INSTRUCTION: Pull out every line below that contains the word "Authority".

Recorded data:
==========

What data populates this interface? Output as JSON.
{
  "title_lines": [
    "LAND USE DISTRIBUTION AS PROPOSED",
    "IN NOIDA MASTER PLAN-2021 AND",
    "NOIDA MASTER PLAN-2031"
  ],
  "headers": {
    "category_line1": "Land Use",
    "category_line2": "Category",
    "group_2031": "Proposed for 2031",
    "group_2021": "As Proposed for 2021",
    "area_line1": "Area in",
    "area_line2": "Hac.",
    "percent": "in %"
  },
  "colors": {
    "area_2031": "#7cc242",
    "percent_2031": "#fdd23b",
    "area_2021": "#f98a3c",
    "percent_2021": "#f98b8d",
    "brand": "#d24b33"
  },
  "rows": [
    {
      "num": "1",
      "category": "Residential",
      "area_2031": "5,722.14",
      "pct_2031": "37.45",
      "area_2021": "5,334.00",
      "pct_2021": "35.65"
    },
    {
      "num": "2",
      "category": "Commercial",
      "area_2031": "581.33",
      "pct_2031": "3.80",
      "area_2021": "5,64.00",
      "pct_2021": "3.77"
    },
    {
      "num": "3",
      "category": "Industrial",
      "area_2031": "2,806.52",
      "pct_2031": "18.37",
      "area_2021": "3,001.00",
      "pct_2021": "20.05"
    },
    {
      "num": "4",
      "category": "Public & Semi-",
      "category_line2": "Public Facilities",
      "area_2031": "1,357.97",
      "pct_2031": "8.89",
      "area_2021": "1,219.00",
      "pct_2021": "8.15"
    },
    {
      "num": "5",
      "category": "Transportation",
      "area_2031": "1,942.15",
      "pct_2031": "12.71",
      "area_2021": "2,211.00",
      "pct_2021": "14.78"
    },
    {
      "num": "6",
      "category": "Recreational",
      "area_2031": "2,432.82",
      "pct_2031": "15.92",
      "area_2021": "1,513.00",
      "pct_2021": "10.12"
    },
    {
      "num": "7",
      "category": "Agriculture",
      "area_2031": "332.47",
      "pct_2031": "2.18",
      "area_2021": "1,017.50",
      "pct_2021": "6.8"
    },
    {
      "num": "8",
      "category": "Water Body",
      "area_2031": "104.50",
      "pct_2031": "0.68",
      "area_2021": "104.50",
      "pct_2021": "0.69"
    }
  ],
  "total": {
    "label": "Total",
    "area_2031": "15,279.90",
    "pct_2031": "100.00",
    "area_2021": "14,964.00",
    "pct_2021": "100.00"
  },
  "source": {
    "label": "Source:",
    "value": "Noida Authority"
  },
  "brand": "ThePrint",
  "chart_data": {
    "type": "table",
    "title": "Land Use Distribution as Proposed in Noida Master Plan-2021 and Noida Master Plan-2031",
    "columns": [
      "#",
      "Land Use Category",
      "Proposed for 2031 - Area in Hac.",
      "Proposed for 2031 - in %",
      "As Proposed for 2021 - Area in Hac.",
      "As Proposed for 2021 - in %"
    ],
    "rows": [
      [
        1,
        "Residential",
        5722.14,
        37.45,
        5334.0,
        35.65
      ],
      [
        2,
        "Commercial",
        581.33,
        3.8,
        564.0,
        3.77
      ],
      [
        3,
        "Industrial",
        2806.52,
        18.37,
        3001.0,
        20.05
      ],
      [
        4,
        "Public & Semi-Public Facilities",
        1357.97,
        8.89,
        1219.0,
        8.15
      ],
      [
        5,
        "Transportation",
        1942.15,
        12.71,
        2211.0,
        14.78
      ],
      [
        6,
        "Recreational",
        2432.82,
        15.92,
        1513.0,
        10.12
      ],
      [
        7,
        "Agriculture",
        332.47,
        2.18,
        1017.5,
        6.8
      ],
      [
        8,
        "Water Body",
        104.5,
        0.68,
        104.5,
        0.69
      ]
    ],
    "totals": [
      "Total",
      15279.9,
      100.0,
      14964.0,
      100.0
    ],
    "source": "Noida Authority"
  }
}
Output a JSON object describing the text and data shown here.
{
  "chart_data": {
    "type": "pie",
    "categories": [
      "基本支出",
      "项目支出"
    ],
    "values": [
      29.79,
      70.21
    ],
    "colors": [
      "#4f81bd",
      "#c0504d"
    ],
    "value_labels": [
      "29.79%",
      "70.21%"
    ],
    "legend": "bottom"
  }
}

==========

EXERCISE RESPONSE:
    "value": "Noida Authority"
    "source": "Noida Authority"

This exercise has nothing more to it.